Task description — Transcribe every line of the listing below without any deviation.

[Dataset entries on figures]
.....

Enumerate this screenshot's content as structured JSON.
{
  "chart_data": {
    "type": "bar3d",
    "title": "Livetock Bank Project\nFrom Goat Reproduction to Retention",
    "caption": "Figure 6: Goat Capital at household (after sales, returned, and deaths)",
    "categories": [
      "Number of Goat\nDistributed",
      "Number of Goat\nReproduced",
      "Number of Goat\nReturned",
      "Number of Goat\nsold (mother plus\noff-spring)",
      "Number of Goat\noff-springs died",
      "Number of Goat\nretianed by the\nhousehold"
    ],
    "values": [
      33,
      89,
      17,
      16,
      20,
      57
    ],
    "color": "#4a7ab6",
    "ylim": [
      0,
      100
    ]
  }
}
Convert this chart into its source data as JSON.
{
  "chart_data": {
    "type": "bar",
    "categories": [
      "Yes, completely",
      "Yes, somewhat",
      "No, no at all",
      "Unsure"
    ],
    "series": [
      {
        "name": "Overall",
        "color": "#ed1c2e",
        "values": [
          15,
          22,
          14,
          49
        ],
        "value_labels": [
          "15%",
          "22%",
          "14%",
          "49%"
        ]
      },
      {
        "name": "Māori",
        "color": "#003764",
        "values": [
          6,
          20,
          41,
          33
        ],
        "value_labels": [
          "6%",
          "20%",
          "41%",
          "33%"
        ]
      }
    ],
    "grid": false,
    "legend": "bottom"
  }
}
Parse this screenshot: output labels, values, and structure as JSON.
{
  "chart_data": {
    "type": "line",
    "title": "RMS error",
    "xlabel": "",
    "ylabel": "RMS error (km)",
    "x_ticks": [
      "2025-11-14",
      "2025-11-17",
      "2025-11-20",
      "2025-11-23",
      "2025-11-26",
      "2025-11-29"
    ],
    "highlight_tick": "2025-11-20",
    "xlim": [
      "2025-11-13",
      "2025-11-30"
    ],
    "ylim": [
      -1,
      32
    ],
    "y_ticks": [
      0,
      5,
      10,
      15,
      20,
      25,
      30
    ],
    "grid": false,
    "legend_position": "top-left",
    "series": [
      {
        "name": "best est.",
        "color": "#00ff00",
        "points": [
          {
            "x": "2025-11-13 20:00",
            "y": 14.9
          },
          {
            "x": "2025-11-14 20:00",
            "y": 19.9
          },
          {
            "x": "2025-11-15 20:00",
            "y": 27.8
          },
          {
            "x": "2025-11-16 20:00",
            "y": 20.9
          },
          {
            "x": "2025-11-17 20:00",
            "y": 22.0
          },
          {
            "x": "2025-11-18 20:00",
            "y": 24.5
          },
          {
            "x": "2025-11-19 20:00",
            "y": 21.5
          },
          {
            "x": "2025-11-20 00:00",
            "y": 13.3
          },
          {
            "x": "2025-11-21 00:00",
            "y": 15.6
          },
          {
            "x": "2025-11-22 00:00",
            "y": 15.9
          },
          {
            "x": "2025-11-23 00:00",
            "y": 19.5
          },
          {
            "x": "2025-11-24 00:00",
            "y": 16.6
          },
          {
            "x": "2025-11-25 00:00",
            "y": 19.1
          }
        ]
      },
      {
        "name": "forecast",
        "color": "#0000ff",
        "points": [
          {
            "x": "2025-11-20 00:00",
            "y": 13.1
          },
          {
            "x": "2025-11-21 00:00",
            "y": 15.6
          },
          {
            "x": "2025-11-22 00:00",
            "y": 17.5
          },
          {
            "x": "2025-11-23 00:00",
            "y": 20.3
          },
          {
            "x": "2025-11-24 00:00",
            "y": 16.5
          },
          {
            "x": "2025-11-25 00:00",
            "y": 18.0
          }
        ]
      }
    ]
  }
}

.....

Full solution —
Enumerate this screenshot's content as structured JSON.
{
  "chart_data": {
    "type": "bar3d",
    "title": "Livetock Bank Project\nFrom Goat Reproduction to Retention",
    "caption": "Figure 6: Goat Capital at household (after sales, returned, and deaths)",
    "categories": [
      "Number of Goat\nDistributed",
      "Number of Goat\nReproduced",
      "Number of Goat\nReturned",
      "Number of Goat\nsold (mother plus\noff-spring)",
      "Number of Goat\noff-springs died",
      "Number of Goat\nretianed by the\nhousehold"
    ],
    "values": [
      33,
      89,
      17,
      16,
      20,
      57
    ],
    "color": "#4a7ab6",
    "ylim": [
      0,
      100
    ]
  }
}
Convert this chart into its source data as JSON.
{
  "chart_data": {
    "type": "bar",
    "categories": [
      "Yes, completely",
      "Yes, somewhat",
      "No, no at all",
      "Unsure"
    ],
    "series": [
      {
        "name": "Overall",
        "color": "#ed1c2e",
        "values": [
          15,
          22,
          14,
          49
        ],
        "value_labels": [
          "15%",
          "22%",
          "14%",
          "49%"
        ]
      },
      {
        "name": "Māori",
        "color": "#003764",
        "values": [
          6,
          20,
          41,
          33
        ],
        "value_labels": [
          "6%",
          "20%",
          "41%",
          "33%"
        ]
      }
    ],
    "grid": false,
    "legend": "bottom"
  }
}
Parse this screenshot: output labels, values, and structure as JSON.
{
  "chart_data": {
    "type": "line",
    "title": "RMS error",
    "xlabel": "",
    "ylabel": "RMS error (km)",
    "x_ticks": [
      "2025-11-14",
      "2025-11-17",
      "2025-11-20",
      "2025-11-23",
      "2025-11-26",
      "2025-11-29"
    ],
    "highlight_tick": "2025-11-20",
    "xlim": [
      "2025-11-13",
      "2025-11-30"
    ],
    "ylim": [
      -1,
      32
    ],
    "y_ticks": [
      0,
      5,
      10,
      15,
      20,
      25,
      30
    ],
    "grid": false,
    "legend_position": "top-left",
    "series": [
      {
        "name": "best est.",
        "color": "#00ff00",
        "points": [
          {
            "x": "2025-11-13 20:00",
            "y": 14.9
          },
          {
            "x": "2025-11-14 20:00",
            "y": 19.9
          },
          {
            "x": "2025-11-15 20:00",
            "y": 27.8
          },
          {
            "x": "2025-11-16 20:00",
            "y": 20.9
          },
          {
            "x": "2025-11-17 20:00",
            "y": 22.0
          },
          {
            "x": "2025-11-18 20:00",
            "y": 24.5
          },
          {
            "x": "2025-11-19 20:00",
            "y": 21.5
          },
          {
            "x": "2025-11-20 00:00",
            "y": 13.3
          },
          {
            "x": "2025-11-21 00:00",
            "y": 15.6
          },
          {
            "x": "2025-11-22 00:00",
            "y": 15.9
          },
          {
            "x": "2025-11-23 00:00",
            "y": 19.5
          },
          {
            "x": "2025-11-24 00:00",
            "y": 16.6
          },
          {
            "x": "2025-11-25 00:00",
            "y": 19.1
          }
        ]
      },
      {
        "name": "forecast",
        "color": "#0000ff",
        "points": [
          {
            "x": "2025-11-20 00:00",
            "y": 13.1
          },
          {
            "x": "2025-11-21 00:00",
            "y": 15.6
          },
          {
            "x": "2025-11-22 00:00",
            "y": 17.5
          },
          {
            "x": "2025-11-23 00:00",
            "y": 20.3
          },
          {
            "x": "2025-11-24 00:00",
            "y": 16.5
          },
          {
            "x": "2025-11-25 00:00",
            "y": 18.0
          }
        ]
      }
    ]
  }
}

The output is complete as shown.